(Dataset records)
* * * *

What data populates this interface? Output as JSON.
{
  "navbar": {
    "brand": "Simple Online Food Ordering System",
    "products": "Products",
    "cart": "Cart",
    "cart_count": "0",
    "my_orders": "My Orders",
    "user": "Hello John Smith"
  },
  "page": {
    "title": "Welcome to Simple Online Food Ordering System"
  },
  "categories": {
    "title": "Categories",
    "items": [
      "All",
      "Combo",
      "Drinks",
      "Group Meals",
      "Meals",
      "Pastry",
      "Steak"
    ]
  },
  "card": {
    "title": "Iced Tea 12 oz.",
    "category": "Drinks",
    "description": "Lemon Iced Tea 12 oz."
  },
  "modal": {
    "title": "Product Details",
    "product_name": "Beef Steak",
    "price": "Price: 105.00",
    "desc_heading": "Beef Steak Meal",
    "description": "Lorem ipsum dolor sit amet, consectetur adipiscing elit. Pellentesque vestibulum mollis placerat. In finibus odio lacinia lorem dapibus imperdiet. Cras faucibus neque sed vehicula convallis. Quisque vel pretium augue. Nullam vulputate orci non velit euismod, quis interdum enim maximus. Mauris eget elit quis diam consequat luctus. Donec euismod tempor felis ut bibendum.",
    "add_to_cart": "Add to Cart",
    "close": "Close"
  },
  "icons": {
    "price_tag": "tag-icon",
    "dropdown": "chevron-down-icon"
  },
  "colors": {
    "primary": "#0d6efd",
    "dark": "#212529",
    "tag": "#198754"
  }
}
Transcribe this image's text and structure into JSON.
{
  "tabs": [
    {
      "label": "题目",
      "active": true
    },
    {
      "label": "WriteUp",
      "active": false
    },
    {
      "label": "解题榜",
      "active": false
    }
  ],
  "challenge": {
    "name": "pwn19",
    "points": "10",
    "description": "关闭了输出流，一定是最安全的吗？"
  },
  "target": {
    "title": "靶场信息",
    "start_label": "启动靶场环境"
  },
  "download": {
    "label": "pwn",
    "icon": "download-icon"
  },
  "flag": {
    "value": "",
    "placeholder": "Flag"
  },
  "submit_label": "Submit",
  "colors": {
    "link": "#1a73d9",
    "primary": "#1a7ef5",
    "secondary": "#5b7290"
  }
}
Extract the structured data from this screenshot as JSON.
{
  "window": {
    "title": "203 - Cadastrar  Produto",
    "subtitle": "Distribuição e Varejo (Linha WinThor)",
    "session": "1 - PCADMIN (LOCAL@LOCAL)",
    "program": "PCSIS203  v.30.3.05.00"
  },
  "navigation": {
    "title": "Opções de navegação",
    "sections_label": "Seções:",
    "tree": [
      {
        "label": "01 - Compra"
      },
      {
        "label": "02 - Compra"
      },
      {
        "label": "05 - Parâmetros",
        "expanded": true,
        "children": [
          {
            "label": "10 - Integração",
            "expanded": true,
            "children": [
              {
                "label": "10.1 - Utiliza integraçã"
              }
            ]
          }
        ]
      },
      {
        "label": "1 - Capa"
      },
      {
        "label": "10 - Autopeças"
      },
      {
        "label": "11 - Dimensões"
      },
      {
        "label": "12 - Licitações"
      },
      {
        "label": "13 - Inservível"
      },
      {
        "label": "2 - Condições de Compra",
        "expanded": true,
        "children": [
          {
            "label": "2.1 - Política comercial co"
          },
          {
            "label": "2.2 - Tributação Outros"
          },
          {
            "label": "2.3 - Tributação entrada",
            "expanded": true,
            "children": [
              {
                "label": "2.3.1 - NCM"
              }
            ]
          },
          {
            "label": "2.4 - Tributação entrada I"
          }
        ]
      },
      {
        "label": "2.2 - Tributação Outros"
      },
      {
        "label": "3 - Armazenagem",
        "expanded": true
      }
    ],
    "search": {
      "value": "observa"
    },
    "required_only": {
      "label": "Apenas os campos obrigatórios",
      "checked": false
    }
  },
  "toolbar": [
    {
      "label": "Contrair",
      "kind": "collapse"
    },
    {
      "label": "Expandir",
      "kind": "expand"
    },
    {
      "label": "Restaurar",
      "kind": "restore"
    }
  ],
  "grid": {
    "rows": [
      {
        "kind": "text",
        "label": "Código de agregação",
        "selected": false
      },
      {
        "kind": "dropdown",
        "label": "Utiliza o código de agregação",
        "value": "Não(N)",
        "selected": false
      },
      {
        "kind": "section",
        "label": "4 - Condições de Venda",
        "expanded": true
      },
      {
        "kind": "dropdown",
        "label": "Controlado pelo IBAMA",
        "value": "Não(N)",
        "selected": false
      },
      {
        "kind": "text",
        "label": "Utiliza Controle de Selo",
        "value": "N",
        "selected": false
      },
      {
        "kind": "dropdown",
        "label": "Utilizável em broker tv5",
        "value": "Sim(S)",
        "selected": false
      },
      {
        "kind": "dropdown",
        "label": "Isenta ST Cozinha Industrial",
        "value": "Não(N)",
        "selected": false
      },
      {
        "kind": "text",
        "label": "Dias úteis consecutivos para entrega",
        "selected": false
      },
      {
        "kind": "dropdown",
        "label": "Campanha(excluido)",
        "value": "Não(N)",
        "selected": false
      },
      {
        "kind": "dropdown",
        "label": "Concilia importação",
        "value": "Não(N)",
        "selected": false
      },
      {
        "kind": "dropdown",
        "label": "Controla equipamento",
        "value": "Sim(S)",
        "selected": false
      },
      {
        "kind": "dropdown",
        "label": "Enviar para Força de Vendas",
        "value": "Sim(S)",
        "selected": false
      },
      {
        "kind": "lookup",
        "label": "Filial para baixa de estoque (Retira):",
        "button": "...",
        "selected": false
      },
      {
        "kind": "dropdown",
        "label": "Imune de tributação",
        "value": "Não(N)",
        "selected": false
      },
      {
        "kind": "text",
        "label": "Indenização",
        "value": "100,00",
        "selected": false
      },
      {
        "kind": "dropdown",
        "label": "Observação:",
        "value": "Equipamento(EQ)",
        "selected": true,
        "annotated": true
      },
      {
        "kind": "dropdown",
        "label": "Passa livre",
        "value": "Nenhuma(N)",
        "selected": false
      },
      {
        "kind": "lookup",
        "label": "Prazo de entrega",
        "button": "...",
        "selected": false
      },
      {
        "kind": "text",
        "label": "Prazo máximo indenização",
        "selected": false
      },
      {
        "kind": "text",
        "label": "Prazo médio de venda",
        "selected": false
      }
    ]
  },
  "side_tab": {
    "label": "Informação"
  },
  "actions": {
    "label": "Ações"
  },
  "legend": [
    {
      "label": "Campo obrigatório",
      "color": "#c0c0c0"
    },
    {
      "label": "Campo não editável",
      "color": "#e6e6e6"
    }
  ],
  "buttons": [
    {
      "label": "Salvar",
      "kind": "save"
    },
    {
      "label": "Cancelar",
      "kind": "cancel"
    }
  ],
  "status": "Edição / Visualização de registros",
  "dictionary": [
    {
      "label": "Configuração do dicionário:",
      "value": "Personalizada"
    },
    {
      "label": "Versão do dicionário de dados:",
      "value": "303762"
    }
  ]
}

* * * *

Extract each line of the listing above, copying it word for word.

:: THE RESULT ::
What data populates this interface? Output as JSON.
{
  "navbar": {
    "brand": "Simple Online Food Ordering System",
    "products": "Products",
    "cart": "Cart",
    "cart_count": "0",
    "my_orders": "My Orders",
    "user": "Hello John Smith"
  },
  "page": {
    "title": "Welcome to Simple Online Food Ordering System"
  },
  "categories": {
    "title": "Categories",
    "items": [
      "All",
      "Combo",
      "Drinks",
      "Group Meals",
      "Meals",
      "Pastry",
      "Steak"
    ]
  },
  "card": {
    "title": "Iced Tea 12 oz.",
    "category": "Drinks",
    "description": "Lemon Iced Tea 12 oz."
  },
  "modal": {
    "title": "Product Details",
    "product_name": "Beef Steak",
    "price": "Price: 105.00",
    "desc_heading": "Beef Steak Meal",
    "description": "Lorem ipsum dolor sit amet, consectetur adipiscing elit. Pellentesque vestibulum mollis placerat. In finibus odio lacinia lorem dapibus imperdiet. Cras faucibus neque sed vehicula convallis. Quisque vel pretium augue. Nullam vulputate orci non velit euismod, quis interdum enim maximus. Mauris eget elit quis diam consequat luctus. Donec euismod tempor felis ut bibendum.",
    "add_to_cart": "Add to Cart",
    "close": "Close"
  },
  "icons": {
    "price_tag": "tag-icon",
    "dropdown": "chevron-down-icon"
  },
  "colors": {
    "primary": "#0d6efd",
    "dark": "#212529",
    "tag": "#198754"
  }
}
Transcribe this image's text and structure into JSON.
{
  "tabs": [
    {
      "label": "题目",
      "active": true
    },
    {
      "label": "WriteUp",
      "active": false
    },
    {
      "label": "解题榜",
      "active": false
    }
  ],
  "challenge": {
    "name": "pwn19",
    "points": "10",
    "description": "关闭了输出流，一定是最安全的吗？"
  },
  "target": {
    "title": "靶场信息",
    "start_label": "启动靶场环境"
  },
  "download": {
    "label": "pwn",
    "icon": "download-icon"
  },
  "flag": {
    "value": "",
    "placeholder": "Flag"
  },
  "submit_label": "Submit",
  "colors": {
    "link": "#1a73d9",
    "primary": "#1a7ef5",
    "secondary": "#5b7290"
  }
}
Extract the structured data from this screenshot as JSON.
{
  "window": {
    "title": "203 - Cadastrar  Produto",
    "subtitle": "Distribuição e Varejo (Linha WinThor)",
    "session": "1 - PCADMIN (LOCAL@LOCAL)",
    "program": "PCSIS203  v.30.3.05.00"
  },
  "navigation": {
    "title": "Opções de navegação",
    "sections_label": "Seções:",
    "tree": [
      {
        "label": "01 - Compra"
      },
      {
        "label": "02 - Compra"
      },
      {
        "label": "05 - Parâmetros",
        "expanded": true,
        "children": [
          {
            "label": "10 - Integração",
            "expanded": true,
            "children": [
              {
                "label": "10.1 - Utiliza integraçã"
              }
            ]
          }
        ]
      },
      {
        "label": "1 - Capa"
      },
      {
        "label": "10 - Autopeças"
      },
      {
        "label": "11 - Dimensões"
      },
      {
        "label": "12 - Licitações"
      },
      {
        "label": "13 - Inservível"
      },
      {
        "label": "2 - Condições de Compra",
        "expanded": true,
        "children": [
          {
            "label": "2.1 - Política comercial co"
          },
          {
            "label": "2.2 - Tributação Outros"
          },
          {
            "label": "2.3 - Tributação entrada",
            "expanded": true,
            "children": [
              {
                "label": "2.3.1 - NCM"
              }
            ]
          },
          {
            "label": "2.4 - Tributação entrada I"
          }
        ]
      },
      {
        "label": "2.2 - Tributação Outros"
      },
      {
        "label": "3 - Armazenagem",
        "expanded": true
      }
    ],
    "search": {
      "value": "observa"
    },
    "required_only": {
      "label": "Apenas os campos obrigatórios",
      "checked": false
    }
  },
  "toolbar": [
    {
      "label": "Contrair",
      "kind": "collapse"
    },
    {
      "label": "Expandir",
      "kind": "expand"
    },
    {
      "label": "Restaurar",
      "kind": "restore"
    }
  ],
  "grid": {
    "rows": [
      {
        "kind": "text",
        "label": "Código de agregação",
        "selected": false
      },
      {
        "kind": "dropdown",
        "label": "Utiliza o código de agregação",
        "value": "Não(N)",
        "selected": false
      },
      {
        "kind": "section",
        "label": "4 - Condições de Venda",
        "expanded": true
      },
      {
        "kind": "dropdown",
        "label": "Controlado pelo IBAMA",
        "value": "Não(N)",
        "selected": false
      },
      {
        "kind": "text",
        "label": "Utiliza Controle de Selo",
        "value": "N",
        "selected": false
      },
      {
        "kind": "dropdown",
        "label": "Utilizável em broker tv5",
        "value": "Sim(S)",
        "selected": false
      },
      {
        "kind": "dropdown",
        "label": "Isenta ST Cozinha Industrial",
        "value": "Não(N)",
        "selected": false
      },
      {
        "kind": "text",
        "label": "Dias úteis consecutivos para entrega",
        "selected": false
      },
      {
        "kind": "dropdown",
        "label": "Campanha(excluido)",
        "value": "Não(N)",
        "selected": false
      },
      {
        "kind": "dropdown",
        "label": "Concilia importação",
        "value": "Não(N)",
        "selected": false
      },
      {
        "kind": "dropdown",
        "label": "Controla equipamento",
        "value": "Sim(S)",
        "selected": false
      },
      {
        "kind": "dropdown",
        "label": "Enviar para Força de Vendas",
        "value": "Sim(S)",
        "selected": false
      },
      {
        "kind": "lookup",
        "label": "Filial para baixa de estoque (Retira):",
        "button": "...",
        "selected": false
      },
      {
        "kind": "dropdown",
        "label": "Imune de tributação",
        "value": "Não(N)",
        "selected": false
      },
      {
        "kind": "text",
        "label": "Indenização",
        "value": "100,00",
        "selected": false
      },
      {
        "kind": "dropdown",
        "label": "Observação:",
        "value": "Equipamento(EQ)",
        "selected": true,
        "annotated": true
      },
      {
        "kind": "dropdown",
        "label": "Passa livre",
        "value": "Nenhuma(N)",
        "selected": false
      },
      {
        "kind": "lookup",
        "label": "Prazo de entrega",
        "button": "...",
        "selected": false
      },
      {
        "kind": "text",
        "label": "Prazo máximo indenização",
        "selected": false
      },
      {
        "kind": "text",
        "label": "Prazo médio de venda",
        "selected": false
      }
    ]
  },
  "side_tab": {
    "label": "Informação"
  },
  "actions": {
    "label": "Ações"
  },
  "legend": [
    {
      "label": "Campo obrigatório",
      "color": "#c0c0c0"
    },
    {
      "label": "Campo não editável",
      "color": "#e6e6e6"
    }
  ],
  "buttons": [
    {
      "label": "Salvar",
      "kind": "save"
    },
    {
      "label": "Cancelar",
      "kind": "cancel"
    }
  ],
  "status": "Edição / Visualização de registros",
  "dictionary": [
    {
      "label": "Configuração do dicionário:",
      "value": "Personalizada"
    },
    {
      "label": "Versão do dicionário de dados:",
      "value": "303762"
    }
  ]
}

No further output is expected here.